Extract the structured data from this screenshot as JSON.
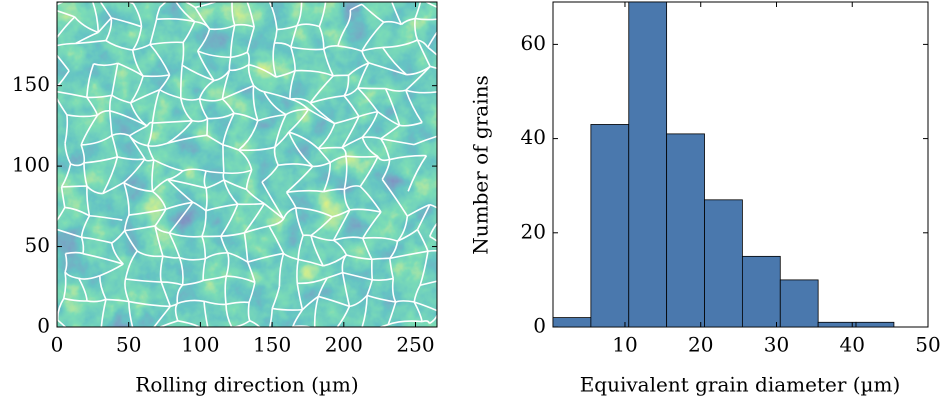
{
  "chart_data": [
    {
      "type": "image",
      "xlabel": "Rolling direction (µm)",
      "xlim": [
        0,
        265
      ],
      "xticks": [
        0,
        50,
        100,
        150,
        200,
        250
      ],
      "ylim": [
        0,
        202
      ],
      "yticks": [
        0,
        50,
        100,
        150
      ]
    },
    {
      "type": "histogram",
      "xlabel": "Equivalent grain diameter (µm)",
      "ylabel": "Number of grains",
      "bins": [
        0.5,
        5.5,
        10.5,
        15.5,
        20.5,
        25.5,
        30.5,
        35.5,
        40.5,
        45.5
      ],
      "values": [
        2,
        43,
        69,
        41,
        27,
        15,
        10,
        1,
        1
      ],
      "color": "#4a78ad",
      "xlim": [
        0.5,
        50
      ],
      "xticks": [
        10,
        20,
        30,
        40,
        50
      ],
      "ylim": [
        0,
        69
      ],
      "yticks": [
        0,
        20,
        40,
        60
      ]
    }
  ]
}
* * *
:: JOB ::
Quote all of the entries word for word, omitting any pictures.

:: TASK ANSWER ::
Extract the structured data from this screenshot as JSON.
{
  "chart_data": [
    {
      "type": "image",
      "xlabel": "Rolling direction (µm)",
      "xlim": [
        0,
        265
      ],
      "xticks": [
        0,
        50,
        100,
        150,
        200,
        250
      ],
      "ylim": [
        0,
        202
      ],
      "yticks": [
        0,
        50,
        100,
        150
      ]
    },
    {
      "type": "histogram",
      "xlabel": "Equivalent grain diameter (µm)",
      "ylabel": "Number of grains",
      "bins": [
        0.5,
        5.5,
        10.5,
        15.5,
        20.5,
        25.5,
        30.5,
        35.5,
        40.5,
        45.5
      ],
      "values": [
        2,
        43,
        69,
        41,
        27,
        15,
        10,
        1,
        1
      ],
      "color": "#4a78ad",
      "xlim": [
        0.5,
        50
      ],
      "xticks": [
        10,
        20,
        30,
        40,
        50
      ],
      "ylim": [
        0,
        69
      ],
      "yticks": [
        0,
        20,
        40,
        60
      ]
    }
  ]
}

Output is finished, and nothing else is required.